WHAT THE EXERCISE ASKS:
Reproduce every line of the listing below exactly.

SUPPLIED DATA:

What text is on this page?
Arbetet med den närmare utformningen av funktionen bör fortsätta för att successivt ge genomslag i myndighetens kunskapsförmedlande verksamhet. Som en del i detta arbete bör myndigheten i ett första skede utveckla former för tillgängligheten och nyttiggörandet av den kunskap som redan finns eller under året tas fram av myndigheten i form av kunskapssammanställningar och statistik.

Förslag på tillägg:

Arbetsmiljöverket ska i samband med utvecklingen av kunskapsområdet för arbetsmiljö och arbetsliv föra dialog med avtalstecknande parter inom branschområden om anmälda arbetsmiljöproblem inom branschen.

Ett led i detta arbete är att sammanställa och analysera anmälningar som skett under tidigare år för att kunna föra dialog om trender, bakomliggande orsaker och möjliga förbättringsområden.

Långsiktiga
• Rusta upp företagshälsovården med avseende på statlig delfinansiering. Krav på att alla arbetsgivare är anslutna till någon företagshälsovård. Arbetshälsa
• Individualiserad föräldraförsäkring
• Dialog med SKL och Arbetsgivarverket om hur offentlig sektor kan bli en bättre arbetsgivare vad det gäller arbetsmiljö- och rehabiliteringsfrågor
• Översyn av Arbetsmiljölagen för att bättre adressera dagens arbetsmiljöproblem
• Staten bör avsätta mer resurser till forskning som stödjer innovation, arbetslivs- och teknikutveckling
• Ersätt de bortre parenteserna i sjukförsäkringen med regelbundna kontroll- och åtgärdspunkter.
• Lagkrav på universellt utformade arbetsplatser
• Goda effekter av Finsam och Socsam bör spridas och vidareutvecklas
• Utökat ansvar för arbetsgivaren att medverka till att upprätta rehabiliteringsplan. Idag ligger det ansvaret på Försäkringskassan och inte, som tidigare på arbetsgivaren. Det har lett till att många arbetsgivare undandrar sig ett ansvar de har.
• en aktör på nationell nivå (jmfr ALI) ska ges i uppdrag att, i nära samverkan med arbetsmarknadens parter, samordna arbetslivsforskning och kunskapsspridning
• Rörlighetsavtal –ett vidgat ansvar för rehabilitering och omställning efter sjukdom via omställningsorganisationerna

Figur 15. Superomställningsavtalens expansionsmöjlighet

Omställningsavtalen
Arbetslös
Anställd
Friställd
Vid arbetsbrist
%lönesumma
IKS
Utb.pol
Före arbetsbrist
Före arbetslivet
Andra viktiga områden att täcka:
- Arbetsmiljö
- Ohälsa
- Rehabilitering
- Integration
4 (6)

EXERCISE OUTPUT:
What text is on this page?
Arbetet med den närmare utformningen av funktionen bör fortsätta för att successivt ge genomslag i myndighetens kunskapsförmedlande verksamhet. Som en del i detta arbete bör myndigheten i ett första skede utveckla former för tillgängligheten och nyttiggörandet av den kunskap som redan finns eller under året tas fram av myndigheten i form av kunskapssammanställningar och statistik.

Förslag på tillägg:

Arbetsmiljöverket ska i samband med utvecklingen av kunskapsområdet för arbetsmiljö och arbetsliv föra dialog med avtalstecknande parter inom branschområden om anmälda arbetsmiljöproblem inom branschen.

Ett led i detta arbete är att sammanställa och analysera anmälningar som skett under tidigare år för att kunna föra dialog om trender, bakomliggande orsaker och möjliga förbättringsområden.

Långsiktiga
• Rusta upp företagshälsovården med avseende på statlig delfinansiering. Krav på att alla arbetsgivare är anslutna till någon företagshälsovård. Arbetshälsa
• Individualiserad föräldraförsäkring
• Dialog med SKL och Arbetsgivarverket om hur offentlig sektor kan bli en bättre arbetsgivare vad det gäller arbetsmiljö- och rehabiliteringsfrågor
• Översyn av Arbetsmiljölagen för att bättre adressera dagens arbetsmiljöproblem
• Staten bör avsätta mer resurser till forskning som stödjer innovation, arbetslivs- och teknikutveckling
• Ersätt de bortre parenteserna i sjukförsäkringen med regelbundna kontroll- och åtgärdspunkter.
• Lagkrav på universellt utformade arbetsplatser
• Goda effekter av Finsam och Socsam bör spridas och vidareutvecklas
• Utökat ansvar för arbetsgivaren att medverka till att upprätta rehabiliteringsplan. Idag ligger det ansvaret på Försäkringskassan och inte, som tidigare på arbetsgivaren. Det har lett till att många arbetsgivare undandrar sig ett ansvar de har.
• en aktör på nationell nivå (jmfr ALI) ska ges i uppdrag att, i nära samverkan med arbetsmarknadens parter, samordna arbetslivsforskning och kunskapsspridning
• Rörlighetsavtal –ett vidgat ansvar för rehabilitering och omställning efter sjukdom via omställningsorganisationerna

Figur 15. Superomställningsavtalens expansionsmöjlighet

Omställningsavtalen
Arbetslös
Anställd
Friställd
Vid arbetsbrist
%lönesumma
IKS
Utb.pol
Före arbetsbrist
Före arbetslivet
Andra viktiga områden att täcka:
- Arbetsmiljö
- Ohälsa
- Rehabilitering
- Integration
4 (6)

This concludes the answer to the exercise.